### YOUR OBJECTIVE
Pull out each line of the records holding the string "signs".

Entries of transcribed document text
--- START ---

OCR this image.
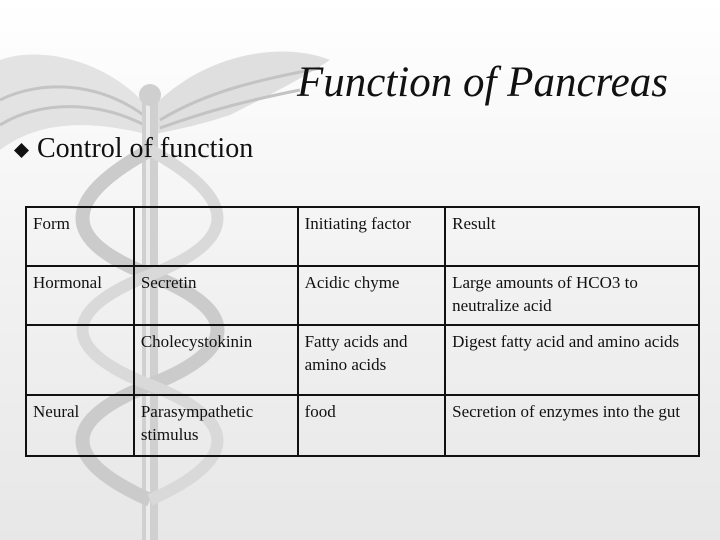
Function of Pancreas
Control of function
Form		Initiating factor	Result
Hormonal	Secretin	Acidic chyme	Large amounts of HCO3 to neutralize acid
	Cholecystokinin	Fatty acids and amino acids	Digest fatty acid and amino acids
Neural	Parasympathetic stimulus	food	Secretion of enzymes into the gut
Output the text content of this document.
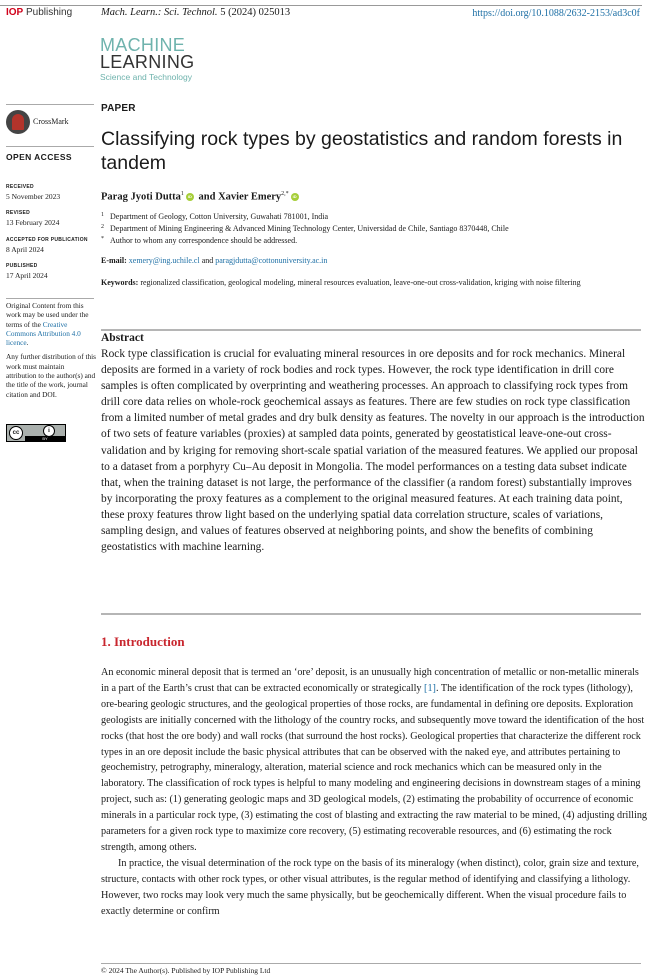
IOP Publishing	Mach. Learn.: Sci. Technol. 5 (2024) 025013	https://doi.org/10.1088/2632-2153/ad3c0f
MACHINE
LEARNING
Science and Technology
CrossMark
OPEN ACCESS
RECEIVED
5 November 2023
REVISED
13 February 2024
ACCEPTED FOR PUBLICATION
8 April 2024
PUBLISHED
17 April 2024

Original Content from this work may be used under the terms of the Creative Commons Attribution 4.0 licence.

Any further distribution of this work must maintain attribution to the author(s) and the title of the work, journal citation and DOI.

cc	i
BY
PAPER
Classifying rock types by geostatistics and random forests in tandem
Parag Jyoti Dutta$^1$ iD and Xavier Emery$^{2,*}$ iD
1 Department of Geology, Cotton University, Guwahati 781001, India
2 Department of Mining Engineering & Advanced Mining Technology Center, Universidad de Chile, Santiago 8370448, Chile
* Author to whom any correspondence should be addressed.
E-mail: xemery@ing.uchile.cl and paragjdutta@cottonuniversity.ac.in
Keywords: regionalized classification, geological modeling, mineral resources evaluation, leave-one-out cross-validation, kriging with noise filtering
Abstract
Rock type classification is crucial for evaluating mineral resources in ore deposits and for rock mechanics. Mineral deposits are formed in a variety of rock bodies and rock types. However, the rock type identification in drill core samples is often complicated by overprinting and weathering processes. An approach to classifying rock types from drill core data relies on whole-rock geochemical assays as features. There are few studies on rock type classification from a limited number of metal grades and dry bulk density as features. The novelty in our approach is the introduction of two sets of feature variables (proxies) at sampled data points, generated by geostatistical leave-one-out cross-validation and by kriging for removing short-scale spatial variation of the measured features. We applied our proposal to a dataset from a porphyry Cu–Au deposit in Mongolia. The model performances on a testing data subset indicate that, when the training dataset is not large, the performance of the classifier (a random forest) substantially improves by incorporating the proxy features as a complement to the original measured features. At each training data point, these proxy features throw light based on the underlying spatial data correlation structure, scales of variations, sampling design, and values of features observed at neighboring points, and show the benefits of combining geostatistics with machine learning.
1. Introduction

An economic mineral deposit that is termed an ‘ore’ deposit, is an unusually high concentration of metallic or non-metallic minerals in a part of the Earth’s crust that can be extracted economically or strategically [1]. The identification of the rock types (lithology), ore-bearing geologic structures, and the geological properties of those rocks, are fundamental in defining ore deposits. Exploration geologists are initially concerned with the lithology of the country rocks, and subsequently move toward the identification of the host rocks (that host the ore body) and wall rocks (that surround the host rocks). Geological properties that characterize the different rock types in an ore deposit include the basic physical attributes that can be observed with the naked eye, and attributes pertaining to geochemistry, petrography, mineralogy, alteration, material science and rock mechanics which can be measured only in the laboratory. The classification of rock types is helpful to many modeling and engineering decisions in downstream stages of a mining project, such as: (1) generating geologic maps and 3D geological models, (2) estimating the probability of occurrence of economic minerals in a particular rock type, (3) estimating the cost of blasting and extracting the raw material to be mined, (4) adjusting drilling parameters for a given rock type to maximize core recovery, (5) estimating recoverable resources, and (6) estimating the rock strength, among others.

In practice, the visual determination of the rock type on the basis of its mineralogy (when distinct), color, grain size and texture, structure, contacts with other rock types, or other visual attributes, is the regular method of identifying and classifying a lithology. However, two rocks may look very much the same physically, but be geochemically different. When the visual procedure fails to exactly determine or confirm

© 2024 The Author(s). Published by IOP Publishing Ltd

--- END ---
--- START ---

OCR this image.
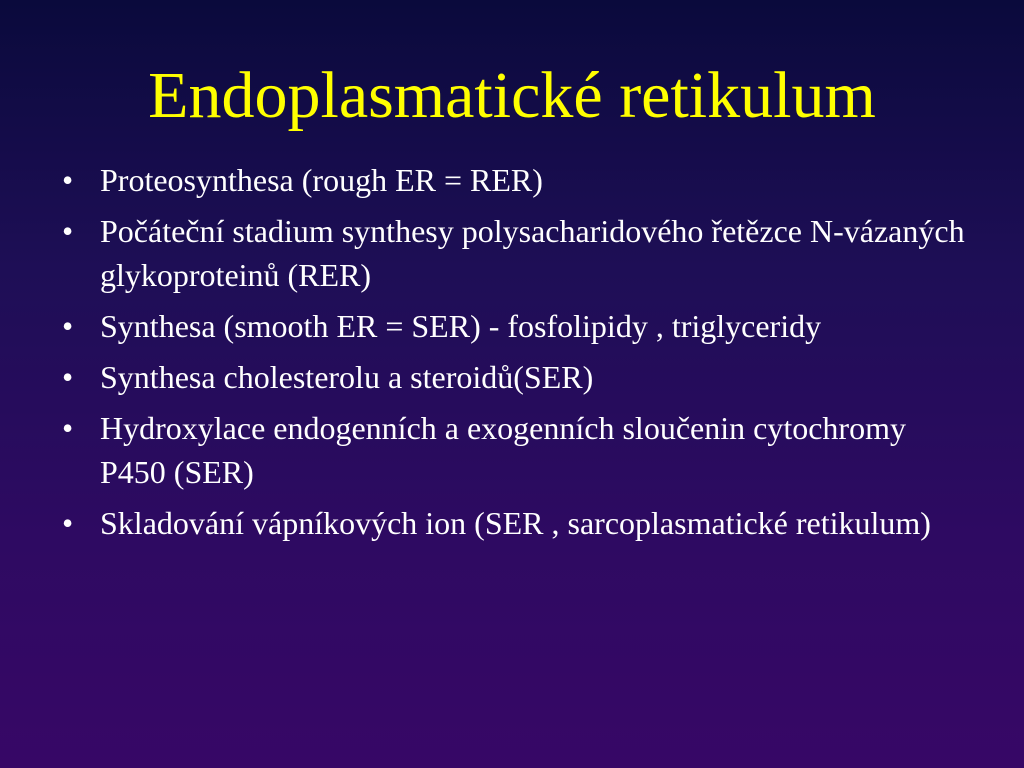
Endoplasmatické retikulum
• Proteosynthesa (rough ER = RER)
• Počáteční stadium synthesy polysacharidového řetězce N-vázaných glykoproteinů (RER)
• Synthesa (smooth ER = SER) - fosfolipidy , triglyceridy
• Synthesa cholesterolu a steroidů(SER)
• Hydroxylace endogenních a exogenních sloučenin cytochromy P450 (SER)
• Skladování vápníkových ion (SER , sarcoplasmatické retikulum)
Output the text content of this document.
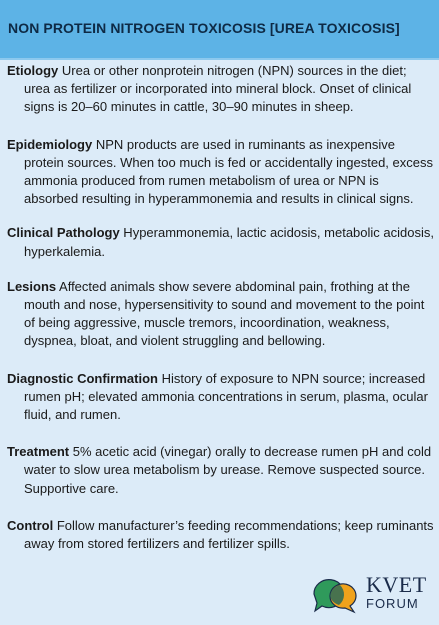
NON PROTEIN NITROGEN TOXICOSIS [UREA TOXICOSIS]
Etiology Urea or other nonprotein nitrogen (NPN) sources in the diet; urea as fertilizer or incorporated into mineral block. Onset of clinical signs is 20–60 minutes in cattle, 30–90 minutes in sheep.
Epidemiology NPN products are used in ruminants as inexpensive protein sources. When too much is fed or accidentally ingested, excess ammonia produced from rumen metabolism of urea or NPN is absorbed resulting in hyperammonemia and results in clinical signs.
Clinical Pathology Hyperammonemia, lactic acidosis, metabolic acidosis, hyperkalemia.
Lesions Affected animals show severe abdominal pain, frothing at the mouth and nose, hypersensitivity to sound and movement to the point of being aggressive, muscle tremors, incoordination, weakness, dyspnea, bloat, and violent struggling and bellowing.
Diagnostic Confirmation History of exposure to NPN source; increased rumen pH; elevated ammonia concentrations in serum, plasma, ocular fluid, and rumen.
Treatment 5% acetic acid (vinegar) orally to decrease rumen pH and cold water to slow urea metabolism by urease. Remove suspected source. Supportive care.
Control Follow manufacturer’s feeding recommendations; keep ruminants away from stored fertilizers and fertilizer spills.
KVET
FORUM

--- END ---

### REPLY
Etiology Urea or other nonprotein nitrogen (NPN) sources in the diet; urea as fertilizer or incorporated into mineral block. Onset of clinical signs is 20–60 minutes in cattle, 30–90 minutes in sheep.
Epidemiology NPN products are used in ruminants as inexpensive protein sources. When too much is fed or accidentally ingested, excess ammonia produced from rumen metabolism of urea or NPN is absorbed resulting in hyperammonemia and results in clinical signs.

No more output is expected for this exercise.